Spot every line with the word "name" and return it.

Data excerpts:
+++++

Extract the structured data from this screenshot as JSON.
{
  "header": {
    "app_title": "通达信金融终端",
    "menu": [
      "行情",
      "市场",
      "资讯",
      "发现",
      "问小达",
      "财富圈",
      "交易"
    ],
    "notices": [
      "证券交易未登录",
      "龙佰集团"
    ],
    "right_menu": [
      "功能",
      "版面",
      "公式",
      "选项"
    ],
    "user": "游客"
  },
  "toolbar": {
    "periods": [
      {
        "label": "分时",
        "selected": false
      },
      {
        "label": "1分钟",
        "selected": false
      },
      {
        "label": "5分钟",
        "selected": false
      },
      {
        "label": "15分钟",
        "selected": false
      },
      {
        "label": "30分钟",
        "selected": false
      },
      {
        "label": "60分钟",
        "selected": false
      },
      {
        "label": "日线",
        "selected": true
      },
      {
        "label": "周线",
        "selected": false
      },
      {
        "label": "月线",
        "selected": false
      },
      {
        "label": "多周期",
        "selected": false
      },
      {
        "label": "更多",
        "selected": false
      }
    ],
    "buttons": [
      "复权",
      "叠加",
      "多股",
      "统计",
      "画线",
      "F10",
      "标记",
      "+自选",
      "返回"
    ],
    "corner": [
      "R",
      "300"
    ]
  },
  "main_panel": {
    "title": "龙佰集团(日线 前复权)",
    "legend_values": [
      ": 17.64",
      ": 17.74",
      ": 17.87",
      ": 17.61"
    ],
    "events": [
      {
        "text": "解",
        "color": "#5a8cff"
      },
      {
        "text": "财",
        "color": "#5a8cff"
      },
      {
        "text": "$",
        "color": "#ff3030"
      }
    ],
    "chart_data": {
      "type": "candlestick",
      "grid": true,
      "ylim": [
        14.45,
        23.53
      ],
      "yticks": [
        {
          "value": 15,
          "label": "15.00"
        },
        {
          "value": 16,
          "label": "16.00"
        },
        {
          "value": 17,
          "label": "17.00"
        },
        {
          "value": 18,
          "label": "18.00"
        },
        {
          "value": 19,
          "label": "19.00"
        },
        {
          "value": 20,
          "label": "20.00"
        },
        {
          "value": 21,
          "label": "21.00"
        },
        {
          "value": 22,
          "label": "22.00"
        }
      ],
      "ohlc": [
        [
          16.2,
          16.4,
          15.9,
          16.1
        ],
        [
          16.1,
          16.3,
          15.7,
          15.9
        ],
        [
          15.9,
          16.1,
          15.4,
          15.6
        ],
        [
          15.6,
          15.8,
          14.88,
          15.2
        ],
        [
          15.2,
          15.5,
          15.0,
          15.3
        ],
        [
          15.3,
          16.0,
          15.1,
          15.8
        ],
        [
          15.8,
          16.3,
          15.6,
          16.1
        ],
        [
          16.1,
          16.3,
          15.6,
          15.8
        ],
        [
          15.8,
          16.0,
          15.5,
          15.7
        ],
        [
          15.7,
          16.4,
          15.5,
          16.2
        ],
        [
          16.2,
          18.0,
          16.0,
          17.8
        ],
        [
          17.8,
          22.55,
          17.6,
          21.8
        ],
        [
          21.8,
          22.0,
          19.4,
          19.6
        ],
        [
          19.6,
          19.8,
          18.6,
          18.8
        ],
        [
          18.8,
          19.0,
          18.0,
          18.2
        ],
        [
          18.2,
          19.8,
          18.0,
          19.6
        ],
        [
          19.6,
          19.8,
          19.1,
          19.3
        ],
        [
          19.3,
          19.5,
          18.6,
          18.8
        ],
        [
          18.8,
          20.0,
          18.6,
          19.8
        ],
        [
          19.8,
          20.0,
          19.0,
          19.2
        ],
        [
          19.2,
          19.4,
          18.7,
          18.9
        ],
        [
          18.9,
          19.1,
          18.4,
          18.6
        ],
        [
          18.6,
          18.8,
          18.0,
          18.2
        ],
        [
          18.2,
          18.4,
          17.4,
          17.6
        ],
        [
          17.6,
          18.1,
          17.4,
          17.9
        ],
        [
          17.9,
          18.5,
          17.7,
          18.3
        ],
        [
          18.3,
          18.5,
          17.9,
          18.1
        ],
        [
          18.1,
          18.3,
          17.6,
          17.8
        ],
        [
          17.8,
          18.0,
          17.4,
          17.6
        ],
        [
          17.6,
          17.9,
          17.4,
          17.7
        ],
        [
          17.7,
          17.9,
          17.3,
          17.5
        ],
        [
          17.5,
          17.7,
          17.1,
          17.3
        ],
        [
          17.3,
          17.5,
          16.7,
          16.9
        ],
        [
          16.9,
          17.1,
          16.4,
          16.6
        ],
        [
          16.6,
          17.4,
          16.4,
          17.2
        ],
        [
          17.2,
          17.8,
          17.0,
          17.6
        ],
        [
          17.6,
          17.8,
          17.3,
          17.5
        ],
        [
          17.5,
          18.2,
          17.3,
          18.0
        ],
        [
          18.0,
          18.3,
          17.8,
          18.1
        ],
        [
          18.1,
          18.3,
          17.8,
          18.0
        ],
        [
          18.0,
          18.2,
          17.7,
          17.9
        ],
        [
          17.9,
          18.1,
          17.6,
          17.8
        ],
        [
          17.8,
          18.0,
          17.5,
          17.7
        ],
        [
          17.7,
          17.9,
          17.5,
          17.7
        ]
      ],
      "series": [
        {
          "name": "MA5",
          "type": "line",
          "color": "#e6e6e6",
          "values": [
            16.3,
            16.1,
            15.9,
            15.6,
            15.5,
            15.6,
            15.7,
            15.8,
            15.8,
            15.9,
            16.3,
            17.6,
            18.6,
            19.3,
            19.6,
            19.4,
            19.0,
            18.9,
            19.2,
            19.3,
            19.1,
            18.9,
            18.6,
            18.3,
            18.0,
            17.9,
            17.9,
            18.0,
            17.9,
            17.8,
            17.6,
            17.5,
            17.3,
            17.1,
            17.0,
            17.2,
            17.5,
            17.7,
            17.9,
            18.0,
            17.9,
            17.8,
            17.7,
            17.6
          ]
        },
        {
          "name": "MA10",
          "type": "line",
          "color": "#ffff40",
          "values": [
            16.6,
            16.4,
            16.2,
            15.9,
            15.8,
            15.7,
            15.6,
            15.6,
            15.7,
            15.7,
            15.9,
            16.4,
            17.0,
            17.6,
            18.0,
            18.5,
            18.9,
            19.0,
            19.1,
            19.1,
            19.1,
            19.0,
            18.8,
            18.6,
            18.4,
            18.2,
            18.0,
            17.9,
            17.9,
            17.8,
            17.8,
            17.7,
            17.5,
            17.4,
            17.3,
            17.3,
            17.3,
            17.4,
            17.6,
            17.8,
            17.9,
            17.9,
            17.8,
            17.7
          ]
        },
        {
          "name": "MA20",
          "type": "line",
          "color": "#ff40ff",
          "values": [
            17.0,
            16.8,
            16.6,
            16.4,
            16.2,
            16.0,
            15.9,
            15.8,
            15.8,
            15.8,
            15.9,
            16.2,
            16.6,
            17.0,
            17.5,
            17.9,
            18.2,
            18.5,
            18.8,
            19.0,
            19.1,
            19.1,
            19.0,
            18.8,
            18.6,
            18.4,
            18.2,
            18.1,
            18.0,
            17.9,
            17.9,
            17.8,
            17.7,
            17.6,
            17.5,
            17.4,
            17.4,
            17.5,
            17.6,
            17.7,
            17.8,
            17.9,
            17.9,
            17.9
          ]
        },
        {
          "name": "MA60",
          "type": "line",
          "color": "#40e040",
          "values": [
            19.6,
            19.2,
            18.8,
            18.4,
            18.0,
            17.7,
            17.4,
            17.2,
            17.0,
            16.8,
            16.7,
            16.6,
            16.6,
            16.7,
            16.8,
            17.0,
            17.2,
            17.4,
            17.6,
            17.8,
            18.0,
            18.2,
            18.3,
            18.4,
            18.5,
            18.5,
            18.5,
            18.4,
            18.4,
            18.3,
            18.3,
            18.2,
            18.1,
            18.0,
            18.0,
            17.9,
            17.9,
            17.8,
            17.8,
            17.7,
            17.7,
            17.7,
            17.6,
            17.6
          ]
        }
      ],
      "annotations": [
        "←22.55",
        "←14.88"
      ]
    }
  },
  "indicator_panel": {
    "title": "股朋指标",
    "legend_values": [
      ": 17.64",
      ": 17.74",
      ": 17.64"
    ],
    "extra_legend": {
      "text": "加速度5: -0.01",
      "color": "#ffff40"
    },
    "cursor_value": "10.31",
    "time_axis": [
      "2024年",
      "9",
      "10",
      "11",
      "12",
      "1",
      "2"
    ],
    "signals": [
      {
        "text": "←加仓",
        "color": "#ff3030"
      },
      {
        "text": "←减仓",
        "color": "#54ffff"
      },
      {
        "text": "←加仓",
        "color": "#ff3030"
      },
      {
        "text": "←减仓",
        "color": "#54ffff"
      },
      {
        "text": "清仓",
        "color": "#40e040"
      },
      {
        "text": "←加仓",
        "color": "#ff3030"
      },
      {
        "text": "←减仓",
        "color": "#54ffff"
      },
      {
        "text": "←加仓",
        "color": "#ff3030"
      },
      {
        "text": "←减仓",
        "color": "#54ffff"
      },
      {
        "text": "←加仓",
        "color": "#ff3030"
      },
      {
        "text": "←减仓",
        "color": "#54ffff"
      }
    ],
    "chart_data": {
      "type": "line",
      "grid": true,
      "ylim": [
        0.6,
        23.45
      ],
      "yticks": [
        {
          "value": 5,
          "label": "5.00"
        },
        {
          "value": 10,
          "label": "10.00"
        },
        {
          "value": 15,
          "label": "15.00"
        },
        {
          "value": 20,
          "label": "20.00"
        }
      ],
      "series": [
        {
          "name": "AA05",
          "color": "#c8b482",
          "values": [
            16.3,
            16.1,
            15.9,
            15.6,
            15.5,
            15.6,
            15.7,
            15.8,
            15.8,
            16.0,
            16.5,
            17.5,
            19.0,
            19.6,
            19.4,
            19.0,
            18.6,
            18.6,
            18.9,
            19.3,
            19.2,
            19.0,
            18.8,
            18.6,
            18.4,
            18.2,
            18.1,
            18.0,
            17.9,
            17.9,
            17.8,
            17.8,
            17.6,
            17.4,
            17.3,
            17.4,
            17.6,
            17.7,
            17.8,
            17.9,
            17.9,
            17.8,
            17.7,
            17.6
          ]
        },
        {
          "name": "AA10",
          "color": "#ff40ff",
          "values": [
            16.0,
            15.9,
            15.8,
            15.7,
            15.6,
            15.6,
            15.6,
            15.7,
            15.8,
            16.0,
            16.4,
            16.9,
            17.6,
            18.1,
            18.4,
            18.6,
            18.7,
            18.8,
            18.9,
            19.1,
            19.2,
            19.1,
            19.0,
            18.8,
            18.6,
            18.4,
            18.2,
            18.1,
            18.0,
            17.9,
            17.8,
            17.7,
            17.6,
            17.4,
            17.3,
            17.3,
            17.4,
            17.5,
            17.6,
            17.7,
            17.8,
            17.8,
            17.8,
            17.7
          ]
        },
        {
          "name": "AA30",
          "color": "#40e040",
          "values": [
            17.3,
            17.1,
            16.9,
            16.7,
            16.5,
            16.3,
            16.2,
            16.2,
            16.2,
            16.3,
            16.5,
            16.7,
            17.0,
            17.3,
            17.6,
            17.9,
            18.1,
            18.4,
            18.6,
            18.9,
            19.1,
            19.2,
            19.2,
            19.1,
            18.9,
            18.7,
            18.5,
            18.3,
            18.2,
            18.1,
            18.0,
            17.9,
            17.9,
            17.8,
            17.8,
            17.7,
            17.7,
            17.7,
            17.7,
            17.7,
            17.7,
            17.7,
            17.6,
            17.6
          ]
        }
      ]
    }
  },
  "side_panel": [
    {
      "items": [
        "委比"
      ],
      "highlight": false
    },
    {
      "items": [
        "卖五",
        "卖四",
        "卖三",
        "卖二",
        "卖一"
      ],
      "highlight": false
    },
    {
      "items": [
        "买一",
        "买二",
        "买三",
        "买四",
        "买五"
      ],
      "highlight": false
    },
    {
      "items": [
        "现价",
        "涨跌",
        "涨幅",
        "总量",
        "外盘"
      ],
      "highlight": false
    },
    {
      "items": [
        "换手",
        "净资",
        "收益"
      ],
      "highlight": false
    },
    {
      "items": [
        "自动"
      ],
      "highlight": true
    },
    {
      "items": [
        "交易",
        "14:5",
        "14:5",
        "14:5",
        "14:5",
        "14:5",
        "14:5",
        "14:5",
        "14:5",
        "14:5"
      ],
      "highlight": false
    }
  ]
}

+++++

**Final answer**
          "name": "MA5",
          "name": "MA10",
          "name": "MA20",
          "name": "MA60",
          "name": "AA05",
          "name": "AA10",
          "name": "AA30",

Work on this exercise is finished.